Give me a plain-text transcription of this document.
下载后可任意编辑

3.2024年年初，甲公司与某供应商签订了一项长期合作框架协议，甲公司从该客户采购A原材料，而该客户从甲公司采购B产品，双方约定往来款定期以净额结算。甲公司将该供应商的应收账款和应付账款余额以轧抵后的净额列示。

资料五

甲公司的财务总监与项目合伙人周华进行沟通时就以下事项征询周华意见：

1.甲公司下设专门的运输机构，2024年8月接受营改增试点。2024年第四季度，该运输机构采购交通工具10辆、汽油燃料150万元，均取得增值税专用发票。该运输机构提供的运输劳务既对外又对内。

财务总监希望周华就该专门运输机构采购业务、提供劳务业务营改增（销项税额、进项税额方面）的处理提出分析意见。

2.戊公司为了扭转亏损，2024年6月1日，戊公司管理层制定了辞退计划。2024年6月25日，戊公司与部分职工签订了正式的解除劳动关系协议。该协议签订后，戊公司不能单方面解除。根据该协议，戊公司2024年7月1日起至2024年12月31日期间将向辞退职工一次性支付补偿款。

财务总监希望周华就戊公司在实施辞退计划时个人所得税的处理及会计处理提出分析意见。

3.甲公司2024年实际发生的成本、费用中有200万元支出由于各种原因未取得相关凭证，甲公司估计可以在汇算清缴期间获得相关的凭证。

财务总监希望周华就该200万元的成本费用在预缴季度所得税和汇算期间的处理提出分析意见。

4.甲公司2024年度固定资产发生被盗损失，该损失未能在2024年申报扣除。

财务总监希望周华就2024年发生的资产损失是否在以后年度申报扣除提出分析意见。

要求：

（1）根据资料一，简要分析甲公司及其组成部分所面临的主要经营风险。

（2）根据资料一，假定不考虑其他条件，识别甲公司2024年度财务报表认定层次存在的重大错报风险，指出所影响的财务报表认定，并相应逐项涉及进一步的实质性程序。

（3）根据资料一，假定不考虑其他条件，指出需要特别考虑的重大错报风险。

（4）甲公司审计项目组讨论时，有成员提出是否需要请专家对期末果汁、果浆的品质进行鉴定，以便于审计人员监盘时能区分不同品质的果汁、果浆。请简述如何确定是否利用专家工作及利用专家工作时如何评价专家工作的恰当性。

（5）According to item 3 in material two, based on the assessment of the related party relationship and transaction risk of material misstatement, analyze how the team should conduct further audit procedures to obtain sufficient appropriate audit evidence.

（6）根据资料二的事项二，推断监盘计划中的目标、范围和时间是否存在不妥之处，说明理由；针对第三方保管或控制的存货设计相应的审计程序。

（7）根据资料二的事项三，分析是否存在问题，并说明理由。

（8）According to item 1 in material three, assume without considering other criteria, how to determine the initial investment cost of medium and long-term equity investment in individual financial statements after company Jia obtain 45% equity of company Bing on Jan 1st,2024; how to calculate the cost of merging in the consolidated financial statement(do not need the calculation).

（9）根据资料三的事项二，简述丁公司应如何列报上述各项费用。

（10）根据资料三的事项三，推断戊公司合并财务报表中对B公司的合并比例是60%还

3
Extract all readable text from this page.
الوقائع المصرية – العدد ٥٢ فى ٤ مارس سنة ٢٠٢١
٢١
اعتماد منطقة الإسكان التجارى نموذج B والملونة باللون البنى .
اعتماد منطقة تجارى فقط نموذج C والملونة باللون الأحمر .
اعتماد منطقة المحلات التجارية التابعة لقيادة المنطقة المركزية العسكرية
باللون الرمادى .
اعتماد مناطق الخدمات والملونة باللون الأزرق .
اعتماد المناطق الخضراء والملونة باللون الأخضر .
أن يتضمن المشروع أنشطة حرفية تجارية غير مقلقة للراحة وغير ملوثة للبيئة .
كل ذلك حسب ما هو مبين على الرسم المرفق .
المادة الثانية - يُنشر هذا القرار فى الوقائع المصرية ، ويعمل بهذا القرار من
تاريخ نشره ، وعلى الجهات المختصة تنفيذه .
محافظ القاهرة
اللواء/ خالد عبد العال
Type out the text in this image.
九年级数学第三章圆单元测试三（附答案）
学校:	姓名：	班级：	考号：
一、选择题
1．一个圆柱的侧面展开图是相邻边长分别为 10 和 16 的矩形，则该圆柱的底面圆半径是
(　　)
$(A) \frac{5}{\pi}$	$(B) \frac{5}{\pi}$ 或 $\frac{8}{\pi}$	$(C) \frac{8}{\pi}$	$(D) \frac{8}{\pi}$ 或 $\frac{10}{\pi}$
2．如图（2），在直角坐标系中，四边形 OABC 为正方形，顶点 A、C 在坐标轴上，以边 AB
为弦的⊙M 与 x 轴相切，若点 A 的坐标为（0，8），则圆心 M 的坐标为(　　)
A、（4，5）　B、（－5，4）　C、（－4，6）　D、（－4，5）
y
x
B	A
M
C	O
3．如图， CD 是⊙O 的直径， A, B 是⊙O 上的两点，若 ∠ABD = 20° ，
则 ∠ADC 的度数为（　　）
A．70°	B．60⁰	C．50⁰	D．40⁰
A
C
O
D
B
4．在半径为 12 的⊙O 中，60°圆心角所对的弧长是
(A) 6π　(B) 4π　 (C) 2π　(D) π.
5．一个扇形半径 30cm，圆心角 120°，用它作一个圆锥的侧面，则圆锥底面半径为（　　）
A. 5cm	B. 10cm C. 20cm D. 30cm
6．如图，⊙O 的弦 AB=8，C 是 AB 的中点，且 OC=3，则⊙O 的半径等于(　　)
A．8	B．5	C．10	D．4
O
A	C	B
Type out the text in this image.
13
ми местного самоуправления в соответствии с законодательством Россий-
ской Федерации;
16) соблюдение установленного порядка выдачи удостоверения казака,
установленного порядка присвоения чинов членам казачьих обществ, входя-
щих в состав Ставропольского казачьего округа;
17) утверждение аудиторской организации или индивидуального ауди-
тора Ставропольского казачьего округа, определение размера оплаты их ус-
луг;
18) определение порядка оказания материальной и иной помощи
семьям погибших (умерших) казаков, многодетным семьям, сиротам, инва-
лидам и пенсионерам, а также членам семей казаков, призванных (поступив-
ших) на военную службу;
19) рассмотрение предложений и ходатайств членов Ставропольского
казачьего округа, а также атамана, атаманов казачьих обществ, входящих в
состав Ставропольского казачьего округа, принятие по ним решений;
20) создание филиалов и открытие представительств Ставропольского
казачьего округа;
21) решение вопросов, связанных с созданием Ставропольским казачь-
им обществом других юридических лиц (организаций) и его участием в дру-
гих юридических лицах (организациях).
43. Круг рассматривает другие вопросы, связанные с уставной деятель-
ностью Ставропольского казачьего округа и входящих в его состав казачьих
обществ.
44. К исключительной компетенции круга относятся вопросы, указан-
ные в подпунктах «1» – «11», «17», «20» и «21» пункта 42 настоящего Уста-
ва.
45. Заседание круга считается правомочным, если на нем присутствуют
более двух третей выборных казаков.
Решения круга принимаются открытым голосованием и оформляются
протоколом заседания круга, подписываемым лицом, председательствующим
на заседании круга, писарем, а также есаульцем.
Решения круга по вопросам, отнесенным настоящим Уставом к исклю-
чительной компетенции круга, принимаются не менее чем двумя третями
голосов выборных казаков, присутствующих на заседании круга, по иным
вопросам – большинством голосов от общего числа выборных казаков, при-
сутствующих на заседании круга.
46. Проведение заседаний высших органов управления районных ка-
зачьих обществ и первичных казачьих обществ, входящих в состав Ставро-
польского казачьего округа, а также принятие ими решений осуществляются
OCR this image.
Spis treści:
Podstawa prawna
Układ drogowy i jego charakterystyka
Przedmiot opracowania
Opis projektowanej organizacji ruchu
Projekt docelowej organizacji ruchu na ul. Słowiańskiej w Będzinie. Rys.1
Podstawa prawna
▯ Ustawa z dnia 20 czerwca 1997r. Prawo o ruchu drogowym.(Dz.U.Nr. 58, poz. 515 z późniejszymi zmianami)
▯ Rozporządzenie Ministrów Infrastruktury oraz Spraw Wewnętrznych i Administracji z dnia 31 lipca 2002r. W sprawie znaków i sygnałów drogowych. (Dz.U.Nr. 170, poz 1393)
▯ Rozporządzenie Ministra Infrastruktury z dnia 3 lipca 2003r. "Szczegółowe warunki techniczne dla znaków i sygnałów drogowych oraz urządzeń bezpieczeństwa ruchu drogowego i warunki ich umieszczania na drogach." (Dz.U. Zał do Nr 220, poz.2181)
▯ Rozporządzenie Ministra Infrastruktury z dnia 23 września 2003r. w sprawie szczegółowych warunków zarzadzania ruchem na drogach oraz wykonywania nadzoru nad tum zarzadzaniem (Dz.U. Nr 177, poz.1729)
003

**********

§ AIM:
The answer is a single number, the count of lines in the records that contain the string "членам".

§ FINAL ANSWER:
2